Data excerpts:

+++

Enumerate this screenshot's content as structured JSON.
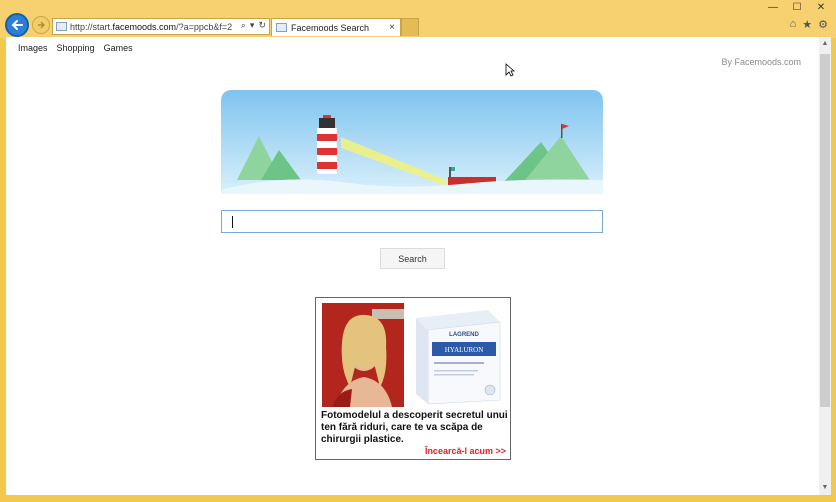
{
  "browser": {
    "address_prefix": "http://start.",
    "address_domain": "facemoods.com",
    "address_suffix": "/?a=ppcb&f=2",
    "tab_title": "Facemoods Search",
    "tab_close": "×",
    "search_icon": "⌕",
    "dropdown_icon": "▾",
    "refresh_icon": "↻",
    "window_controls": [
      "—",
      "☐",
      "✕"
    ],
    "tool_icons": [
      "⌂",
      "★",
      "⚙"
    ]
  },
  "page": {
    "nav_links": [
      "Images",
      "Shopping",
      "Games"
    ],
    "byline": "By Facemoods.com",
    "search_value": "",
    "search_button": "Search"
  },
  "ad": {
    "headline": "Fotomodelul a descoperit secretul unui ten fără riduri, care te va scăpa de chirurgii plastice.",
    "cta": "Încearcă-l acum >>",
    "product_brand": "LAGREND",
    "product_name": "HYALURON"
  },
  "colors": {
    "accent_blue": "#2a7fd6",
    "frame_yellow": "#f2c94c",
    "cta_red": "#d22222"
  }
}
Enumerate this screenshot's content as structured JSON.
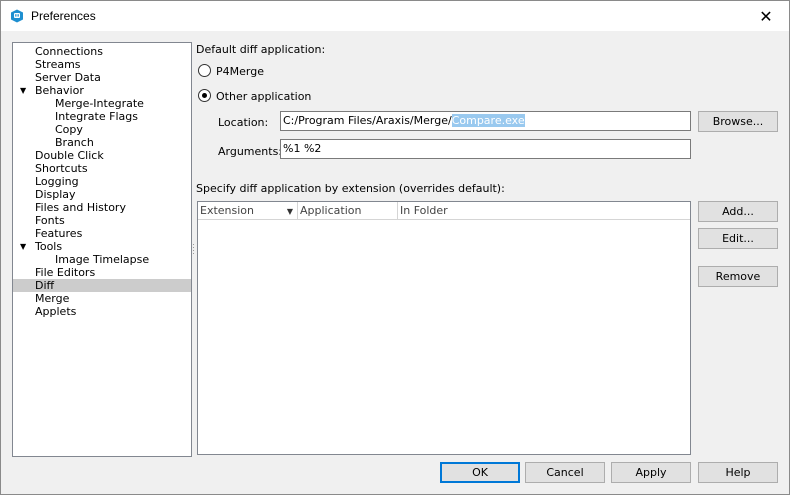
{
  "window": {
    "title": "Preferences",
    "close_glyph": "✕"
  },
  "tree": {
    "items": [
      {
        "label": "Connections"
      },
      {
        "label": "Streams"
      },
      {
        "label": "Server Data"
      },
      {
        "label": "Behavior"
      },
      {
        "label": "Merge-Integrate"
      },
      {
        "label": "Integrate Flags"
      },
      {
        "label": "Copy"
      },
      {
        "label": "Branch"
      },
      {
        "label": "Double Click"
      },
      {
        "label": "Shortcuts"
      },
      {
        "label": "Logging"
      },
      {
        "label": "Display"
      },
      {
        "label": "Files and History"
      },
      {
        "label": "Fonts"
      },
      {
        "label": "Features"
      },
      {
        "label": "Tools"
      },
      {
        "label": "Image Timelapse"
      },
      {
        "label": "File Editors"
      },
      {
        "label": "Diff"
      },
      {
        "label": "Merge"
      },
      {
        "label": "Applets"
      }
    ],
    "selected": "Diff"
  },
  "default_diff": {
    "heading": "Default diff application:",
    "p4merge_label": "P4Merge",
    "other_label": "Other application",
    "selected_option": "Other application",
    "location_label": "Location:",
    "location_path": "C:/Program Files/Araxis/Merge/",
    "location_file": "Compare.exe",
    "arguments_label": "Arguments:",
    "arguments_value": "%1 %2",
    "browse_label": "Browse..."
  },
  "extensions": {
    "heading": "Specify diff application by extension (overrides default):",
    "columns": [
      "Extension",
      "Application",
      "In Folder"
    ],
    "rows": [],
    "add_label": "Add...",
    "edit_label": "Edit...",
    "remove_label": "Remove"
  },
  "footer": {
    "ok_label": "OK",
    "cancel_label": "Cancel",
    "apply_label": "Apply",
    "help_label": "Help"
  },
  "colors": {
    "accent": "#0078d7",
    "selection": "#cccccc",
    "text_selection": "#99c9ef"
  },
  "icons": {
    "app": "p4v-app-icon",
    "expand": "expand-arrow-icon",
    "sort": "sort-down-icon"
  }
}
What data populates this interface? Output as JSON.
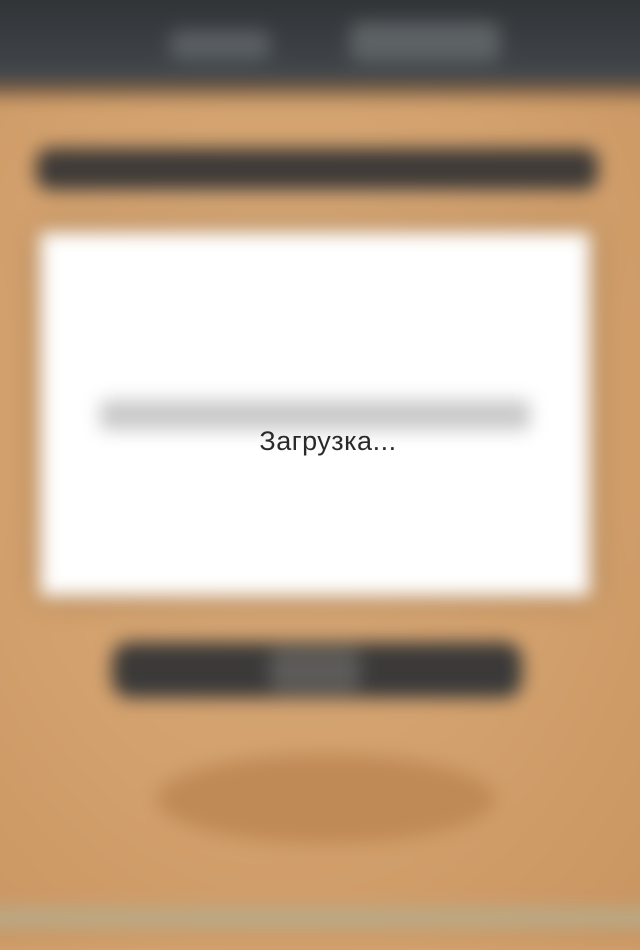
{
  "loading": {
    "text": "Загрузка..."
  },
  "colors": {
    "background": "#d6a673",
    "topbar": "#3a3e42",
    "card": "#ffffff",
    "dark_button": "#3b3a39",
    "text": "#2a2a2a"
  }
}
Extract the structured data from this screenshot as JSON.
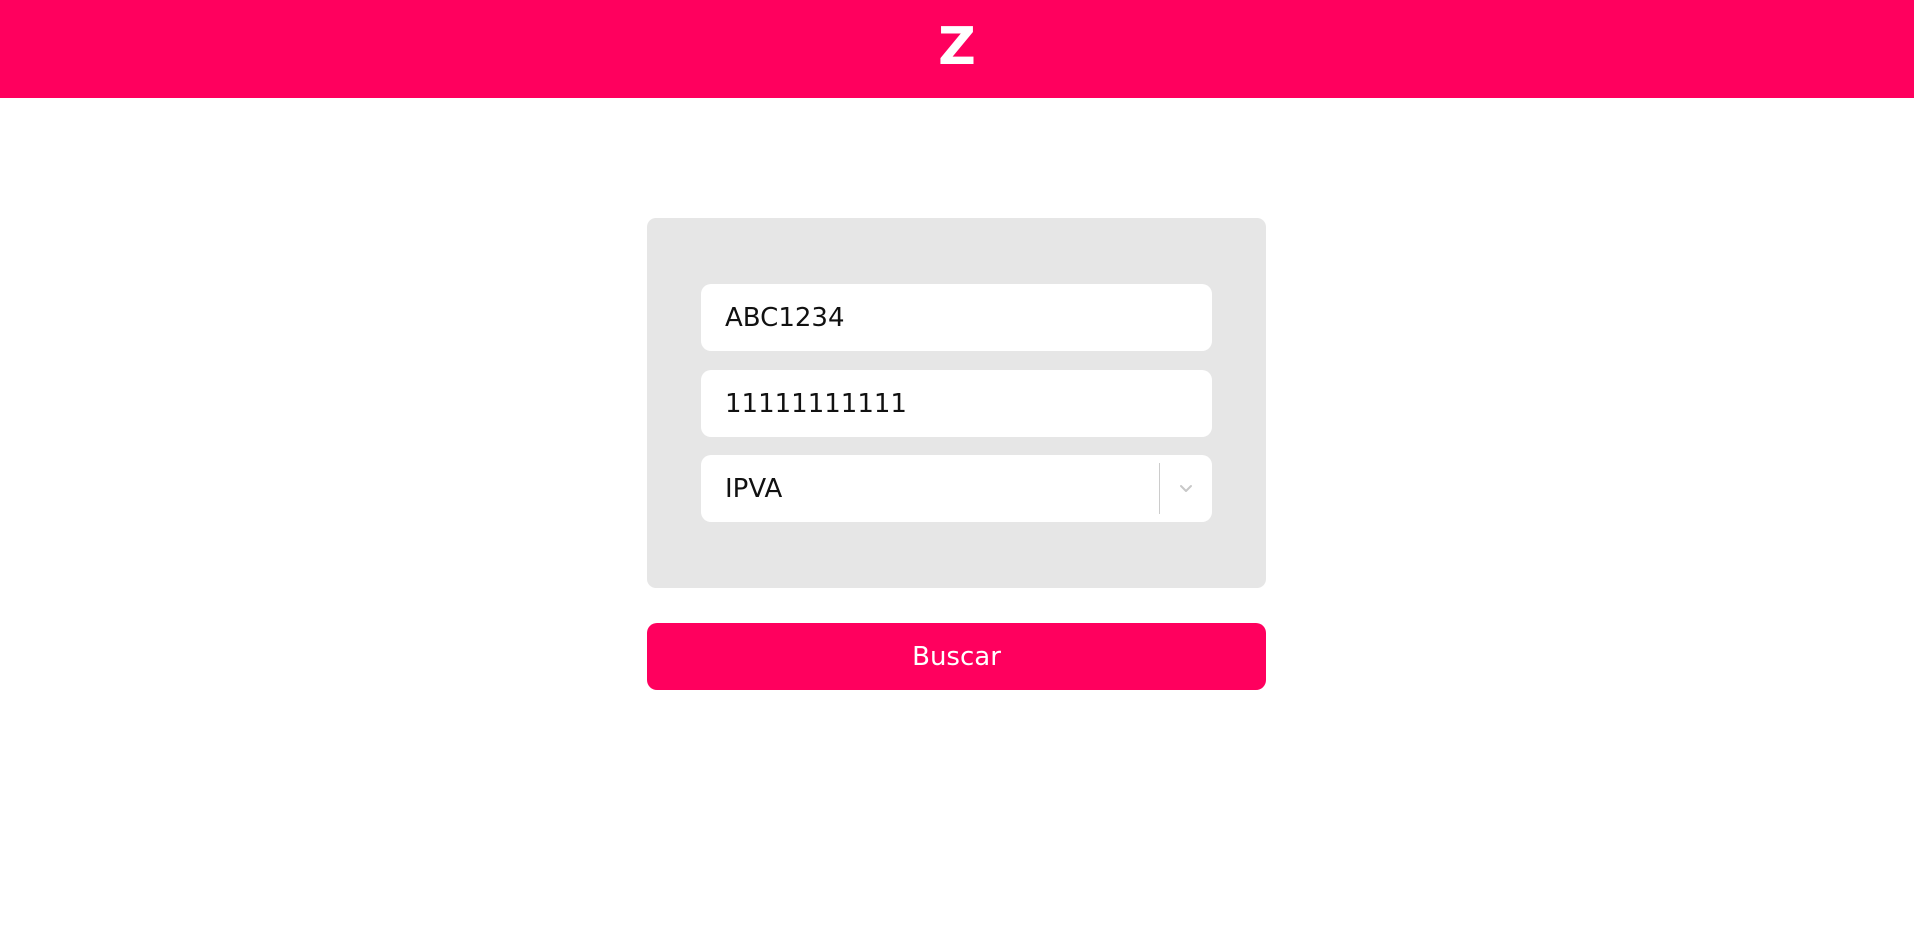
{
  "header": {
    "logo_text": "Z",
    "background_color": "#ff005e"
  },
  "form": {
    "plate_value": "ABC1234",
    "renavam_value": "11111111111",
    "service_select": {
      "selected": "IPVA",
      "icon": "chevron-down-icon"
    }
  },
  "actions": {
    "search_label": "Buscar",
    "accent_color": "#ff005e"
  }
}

+++

● AIM:
Each entry gets copied exactly; the pictures stay out.

● EXPECTED ANSWER:
Enumerate this screenshot's content as structured JSON.
{
  "browser": {
    "address_prefix": "http://start.",
    "address_domain": "facemoods.com",
    "address_suffix": "/?a=ppcb&f=2",
    "tab_title": "Facemoods Search",
    "tab_close": "×",
    "search_icon": "⌕",
    "dropdown_icon": "▾",
    "refresh_icon": "↻",
    "window_controls": [
      "—",
      "☐",
      "✕"
    ],
    "tool_icons": [
      "⌂",
      "★",
      "⚙"
    ]
  },
  "page": {
    "nav_links": [
      "Images",
      "Shopping",
      "Games"
    ],
    "byline": "By Facemoods.com",
    "search_value": "",
    "search_button": "Search"
  },
  "ad": {
    "headline": "Fotomodelul a descoperit secretul unui ten fără riduri, care te va scăpa de chirurgii plastice.",
    "cta": "Încearcă-l acum >>",
    "product_brand": "LAGREND",
    "product_name": "HYALURON"
  },
  "colors": {
    "accent_blue": "#2a7fd6",
    "frame_yellow": "#f2c94c",
    "cta_red": "#d22222"
  }
}
Enumerate this screenshot's content as structured JSON.
{
  "window": {
    "title": "Preferences",
    "close_glyph": "✕"
  },
  "tree": {
    "items": [
      {
        "label": "Connections"
      },
      {
        "label": "Streams"
      },
      {
        "label": "Server Data"
      },
      {
        "label": "Behavior"
      },
      {
        "label": "Merge-Integrate"
      },
      {
        "label": "Integrate Flags"
      },
      {
        "label": "Copy"
      },
      {
        "label": "Branch"
      },
      {
        "label": "Double Click"
      },
      {
        "label": "Shortcuts"
      },
      {
        "label": "Logging"
      },
      {
        "label": "Display"
      },
      {
        "label": "Files and History"
      },
      {
        "label": "Fonts"
      },
      {
        "label": "Features"
      },
      {
        "label": "Tools"
      },
      {
        "label": "Image Timelapse"
      },
      {
        "label": "File Editors"
      },
      {
        "label": "Diff"
      },
      {
        "label": "Merge"
      },
      {
        "label": "Applets"
      }
    ],
    "selected": "Diff"
  },
  "default_diff": {
    "heading": "Default diff application:",
    "p4merge_label": "P4Merge",
    "other_label": "Other application",
    "selected_option": "Other application",
    "location_label": "Location:",
    "location_path": "C:/Program Files/Araxis/Merge/",
    "location_file": "Compare.exe",
    "arguments_label": "Arguments:",
    "arguments_value": "%1 %2",
    "browse_label": "Browse..."
  },
  "extensions": {
    "heading": "Specify diff application by extension (overrides default):",
    "columns": [
      "Extension",
      "Application",
      "In Folder"
    ],
    "rows": [],
    "add_label": "Add...",
    "edit_label": "Edit...",
    "remove_label": "Remove"
  },
  "footer": {
    "ok_label": "OK",
    "cancel_label": "Cancel",
    "apply_label": "Apply",
    "help_label": "Help"
  },
  "colors": {
    "accent": "#0078d7",
    "selection": "#cccccc",
    "text_selection": "#99c9ef"
  },
  "icons": {
    "app": "p4v-app-icon",
    "expand": "expand-arrow-icon",
    "sort": "sort-down-icon"
  }
}
What data populates this interface? Output as JSON.
{
  "loading": {
    "text": "Загрузка..."
  },
  "colors": {
    "background": "#d6a673",
    "topbar": "#3a3e42",
    "card": "#ffffff",
    "dark_button": "#3b3a39",
    "text": "#2a2a2a"
  }
}
Extract the structured data from this screenshot as JSON.
{
  "header": {
    "logo_text": "Z",
    "background_color": "#ff005e"
  },
  "form": {
    "plate_value": "ABC1234",
    "renavam_value": "11111111111",
    "service_select": {
      "selected": "IPVA",
      "icon": "chevron-down-icon"
    }
  },
  "actions": {
    "search_label": "Buscar",
    "accent_color": "#ff005e"
  }
}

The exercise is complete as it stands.